Work to complete: Find each line with the word "ylabel" and state how many there are, nothing more.

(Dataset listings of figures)
━━━━━━━━━━

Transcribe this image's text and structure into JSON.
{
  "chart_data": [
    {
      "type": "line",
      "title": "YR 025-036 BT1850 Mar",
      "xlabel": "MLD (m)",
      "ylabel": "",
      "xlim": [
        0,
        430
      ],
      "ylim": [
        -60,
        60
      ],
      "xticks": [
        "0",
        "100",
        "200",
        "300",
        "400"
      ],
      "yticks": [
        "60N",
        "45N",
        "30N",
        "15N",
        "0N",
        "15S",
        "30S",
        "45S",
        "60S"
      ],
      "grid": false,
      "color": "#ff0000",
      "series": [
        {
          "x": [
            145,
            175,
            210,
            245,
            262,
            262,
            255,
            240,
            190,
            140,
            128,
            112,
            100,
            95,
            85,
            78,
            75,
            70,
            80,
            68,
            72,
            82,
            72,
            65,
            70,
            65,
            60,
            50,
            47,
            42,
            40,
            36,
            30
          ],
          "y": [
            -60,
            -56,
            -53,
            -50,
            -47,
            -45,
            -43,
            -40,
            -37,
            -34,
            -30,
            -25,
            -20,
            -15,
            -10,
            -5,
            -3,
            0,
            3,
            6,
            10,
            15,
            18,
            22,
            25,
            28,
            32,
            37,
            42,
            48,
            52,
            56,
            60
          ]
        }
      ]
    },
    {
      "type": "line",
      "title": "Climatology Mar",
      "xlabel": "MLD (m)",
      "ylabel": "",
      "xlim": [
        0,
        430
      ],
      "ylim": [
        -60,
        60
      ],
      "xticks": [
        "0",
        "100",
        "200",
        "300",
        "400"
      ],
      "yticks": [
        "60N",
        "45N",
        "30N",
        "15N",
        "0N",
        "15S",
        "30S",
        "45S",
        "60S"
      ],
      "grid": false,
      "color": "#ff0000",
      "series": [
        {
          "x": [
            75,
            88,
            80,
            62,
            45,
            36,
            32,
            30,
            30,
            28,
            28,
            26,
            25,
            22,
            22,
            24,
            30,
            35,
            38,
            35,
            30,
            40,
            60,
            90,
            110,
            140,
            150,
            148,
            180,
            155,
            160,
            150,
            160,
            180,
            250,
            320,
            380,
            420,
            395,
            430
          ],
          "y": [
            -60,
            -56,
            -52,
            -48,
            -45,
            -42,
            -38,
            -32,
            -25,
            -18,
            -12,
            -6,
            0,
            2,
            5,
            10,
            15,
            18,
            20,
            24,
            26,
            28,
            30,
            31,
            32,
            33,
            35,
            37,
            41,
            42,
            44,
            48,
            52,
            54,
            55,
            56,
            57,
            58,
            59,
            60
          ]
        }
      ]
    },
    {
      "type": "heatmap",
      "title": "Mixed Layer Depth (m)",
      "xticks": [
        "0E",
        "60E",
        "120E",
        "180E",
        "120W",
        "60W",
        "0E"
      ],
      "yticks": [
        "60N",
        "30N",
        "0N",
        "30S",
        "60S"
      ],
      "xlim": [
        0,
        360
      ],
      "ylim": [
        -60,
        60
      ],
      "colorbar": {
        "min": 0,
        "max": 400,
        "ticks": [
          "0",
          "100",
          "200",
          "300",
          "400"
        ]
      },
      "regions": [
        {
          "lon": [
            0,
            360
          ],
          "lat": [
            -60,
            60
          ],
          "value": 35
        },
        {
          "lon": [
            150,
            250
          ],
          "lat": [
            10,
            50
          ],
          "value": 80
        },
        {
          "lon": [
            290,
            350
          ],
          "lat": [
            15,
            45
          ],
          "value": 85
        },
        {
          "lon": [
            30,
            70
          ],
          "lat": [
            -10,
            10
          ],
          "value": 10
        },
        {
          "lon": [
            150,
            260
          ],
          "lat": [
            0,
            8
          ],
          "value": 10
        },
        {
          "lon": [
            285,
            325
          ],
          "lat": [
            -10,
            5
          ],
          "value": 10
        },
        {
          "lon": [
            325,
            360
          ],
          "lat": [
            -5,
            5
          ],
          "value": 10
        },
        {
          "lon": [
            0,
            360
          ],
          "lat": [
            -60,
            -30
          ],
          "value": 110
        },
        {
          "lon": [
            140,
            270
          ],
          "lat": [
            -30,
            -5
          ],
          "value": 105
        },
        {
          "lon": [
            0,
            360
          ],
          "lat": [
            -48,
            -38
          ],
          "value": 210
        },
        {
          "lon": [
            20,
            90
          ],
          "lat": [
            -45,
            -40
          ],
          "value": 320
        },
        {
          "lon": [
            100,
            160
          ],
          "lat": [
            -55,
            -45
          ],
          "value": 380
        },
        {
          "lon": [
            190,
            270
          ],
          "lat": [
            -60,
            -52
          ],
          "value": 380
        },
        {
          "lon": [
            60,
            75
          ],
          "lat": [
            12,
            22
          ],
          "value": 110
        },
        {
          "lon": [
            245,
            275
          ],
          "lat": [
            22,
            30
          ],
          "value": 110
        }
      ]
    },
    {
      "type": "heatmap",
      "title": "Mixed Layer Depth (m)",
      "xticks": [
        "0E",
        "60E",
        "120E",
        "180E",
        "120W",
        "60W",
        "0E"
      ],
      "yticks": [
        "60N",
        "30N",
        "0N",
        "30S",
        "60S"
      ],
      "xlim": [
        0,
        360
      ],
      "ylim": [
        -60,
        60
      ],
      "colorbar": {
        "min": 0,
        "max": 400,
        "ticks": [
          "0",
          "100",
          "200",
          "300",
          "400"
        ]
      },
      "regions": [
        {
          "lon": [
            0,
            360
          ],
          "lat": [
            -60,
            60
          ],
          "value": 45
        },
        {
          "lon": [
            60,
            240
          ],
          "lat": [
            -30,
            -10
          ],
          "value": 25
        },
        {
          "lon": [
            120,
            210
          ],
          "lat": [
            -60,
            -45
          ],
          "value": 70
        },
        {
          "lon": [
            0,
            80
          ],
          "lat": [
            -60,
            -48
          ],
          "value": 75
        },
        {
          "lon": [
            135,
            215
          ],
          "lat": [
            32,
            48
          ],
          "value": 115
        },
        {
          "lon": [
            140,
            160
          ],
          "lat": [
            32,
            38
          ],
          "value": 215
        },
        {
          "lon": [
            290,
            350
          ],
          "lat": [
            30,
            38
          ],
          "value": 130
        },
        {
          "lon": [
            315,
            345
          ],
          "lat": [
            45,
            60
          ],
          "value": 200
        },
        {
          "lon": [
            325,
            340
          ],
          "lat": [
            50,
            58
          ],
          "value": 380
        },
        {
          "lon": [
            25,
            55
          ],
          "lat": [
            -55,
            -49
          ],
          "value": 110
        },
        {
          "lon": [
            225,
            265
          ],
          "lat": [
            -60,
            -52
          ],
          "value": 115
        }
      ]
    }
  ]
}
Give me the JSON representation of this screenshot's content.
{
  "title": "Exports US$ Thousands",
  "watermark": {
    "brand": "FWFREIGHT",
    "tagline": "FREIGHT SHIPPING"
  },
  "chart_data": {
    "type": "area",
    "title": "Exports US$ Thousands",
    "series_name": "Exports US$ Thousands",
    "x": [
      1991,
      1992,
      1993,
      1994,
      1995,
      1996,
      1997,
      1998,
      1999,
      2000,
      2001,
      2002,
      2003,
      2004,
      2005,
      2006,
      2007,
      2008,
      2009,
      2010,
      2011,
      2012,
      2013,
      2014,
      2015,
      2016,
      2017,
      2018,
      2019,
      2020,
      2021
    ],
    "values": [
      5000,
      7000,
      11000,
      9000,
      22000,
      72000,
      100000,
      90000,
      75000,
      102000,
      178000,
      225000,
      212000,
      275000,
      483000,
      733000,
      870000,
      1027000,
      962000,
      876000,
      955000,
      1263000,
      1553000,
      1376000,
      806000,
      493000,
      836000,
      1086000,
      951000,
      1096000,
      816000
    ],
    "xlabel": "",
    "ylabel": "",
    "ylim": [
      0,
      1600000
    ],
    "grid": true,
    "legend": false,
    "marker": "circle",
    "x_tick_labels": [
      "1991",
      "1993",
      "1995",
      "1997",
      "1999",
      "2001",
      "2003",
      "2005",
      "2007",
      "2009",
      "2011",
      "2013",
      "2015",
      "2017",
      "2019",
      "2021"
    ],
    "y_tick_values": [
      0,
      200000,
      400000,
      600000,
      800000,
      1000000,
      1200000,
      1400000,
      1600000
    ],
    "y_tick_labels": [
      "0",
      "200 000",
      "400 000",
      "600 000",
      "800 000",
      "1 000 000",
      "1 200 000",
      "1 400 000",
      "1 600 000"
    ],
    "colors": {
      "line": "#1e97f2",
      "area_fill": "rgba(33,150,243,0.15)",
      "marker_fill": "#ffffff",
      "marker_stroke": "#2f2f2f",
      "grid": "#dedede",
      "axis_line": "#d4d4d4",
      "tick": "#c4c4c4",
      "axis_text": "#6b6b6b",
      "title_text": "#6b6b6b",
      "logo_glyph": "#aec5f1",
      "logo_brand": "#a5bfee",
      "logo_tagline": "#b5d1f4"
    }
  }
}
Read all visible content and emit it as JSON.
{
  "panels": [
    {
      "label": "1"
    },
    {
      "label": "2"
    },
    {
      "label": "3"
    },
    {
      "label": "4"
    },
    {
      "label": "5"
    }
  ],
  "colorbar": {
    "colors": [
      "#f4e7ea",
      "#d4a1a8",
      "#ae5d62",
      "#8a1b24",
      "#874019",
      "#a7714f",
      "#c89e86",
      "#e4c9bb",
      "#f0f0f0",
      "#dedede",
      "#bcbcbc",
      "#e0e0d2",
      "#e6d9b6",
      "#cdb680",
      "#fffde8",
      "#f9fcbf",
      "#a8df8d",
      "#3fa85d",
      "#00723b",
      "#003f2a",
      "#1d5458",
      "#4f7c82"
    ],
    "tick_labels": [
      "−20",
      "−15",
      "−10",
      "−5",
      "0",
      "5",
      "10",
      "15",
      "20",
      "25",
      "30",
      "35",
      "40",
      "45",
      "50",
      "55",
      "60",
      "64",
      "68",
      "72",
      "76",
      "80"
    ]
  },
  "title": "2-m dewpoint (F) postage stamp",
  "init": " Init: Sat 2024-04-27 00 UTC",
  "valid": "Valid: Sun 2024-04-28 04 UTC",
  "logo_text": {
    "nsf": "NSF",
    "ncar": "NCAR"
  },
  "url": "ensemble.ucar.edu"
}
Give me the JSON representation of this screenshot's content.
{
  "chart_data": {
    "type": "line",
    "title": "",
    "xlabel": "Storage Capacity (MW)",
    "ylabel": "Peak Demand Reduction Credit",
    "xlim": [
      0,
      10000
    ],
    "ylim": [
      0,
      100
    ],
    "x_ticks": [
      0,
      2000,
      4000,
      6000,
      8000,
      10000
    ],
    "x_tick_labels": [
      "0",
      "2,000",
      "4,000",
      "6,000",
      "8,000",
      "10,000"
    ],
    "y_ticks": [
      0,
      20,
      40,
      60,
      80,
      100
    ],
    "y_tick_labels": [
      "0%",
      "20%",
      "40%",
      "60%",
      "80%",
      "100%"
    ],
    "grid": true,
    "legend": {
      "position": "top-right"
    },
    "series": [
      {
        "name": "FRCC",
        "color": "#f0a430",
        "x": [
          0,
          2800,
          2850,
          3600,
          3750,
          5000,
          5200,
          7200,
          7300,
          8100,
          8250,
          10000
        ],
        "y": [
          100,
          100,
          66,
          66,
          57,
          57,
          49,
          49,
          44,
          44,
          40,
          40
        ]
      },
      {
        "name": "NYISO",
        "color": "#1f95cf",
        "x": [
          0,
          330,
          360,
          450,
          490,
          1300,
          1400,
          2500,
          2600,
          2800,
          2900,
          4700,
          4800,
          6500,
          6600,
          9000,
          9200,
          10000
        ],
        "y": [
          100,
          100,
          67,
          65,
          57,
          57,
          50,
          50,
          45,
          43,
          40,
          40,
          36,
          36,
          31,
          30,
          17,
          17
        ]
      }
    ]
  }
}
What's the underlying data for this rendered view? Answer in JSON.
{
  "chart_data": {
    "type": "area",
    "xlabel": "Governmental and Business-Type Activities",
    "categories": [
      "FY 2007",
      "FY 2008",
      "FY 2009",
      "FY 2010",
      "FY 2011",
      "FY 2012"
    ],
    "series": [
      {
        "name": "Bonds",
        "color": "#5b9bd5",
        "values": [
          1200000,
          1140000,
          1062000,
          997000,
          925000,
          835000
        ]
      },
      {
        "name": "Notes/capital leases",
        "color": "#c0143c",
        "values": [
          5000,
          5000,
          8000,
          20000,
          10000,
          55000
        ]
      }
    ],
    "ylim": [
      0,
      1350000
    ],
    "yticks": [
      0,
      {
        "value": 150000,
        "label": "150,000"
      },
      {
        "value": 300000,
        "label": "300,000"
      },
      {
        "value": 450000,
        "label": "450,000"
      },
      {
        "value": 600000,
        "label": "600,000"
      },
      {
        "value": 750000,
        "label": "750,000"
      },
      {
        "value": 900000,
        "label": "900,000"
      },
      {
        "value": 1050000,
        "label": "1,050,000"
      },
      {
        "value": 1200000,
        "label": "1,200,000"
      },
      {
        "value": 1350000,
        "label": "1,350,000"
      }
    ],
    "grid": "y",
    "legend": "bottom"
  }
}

━━━━━━━━━━

Written solution: 4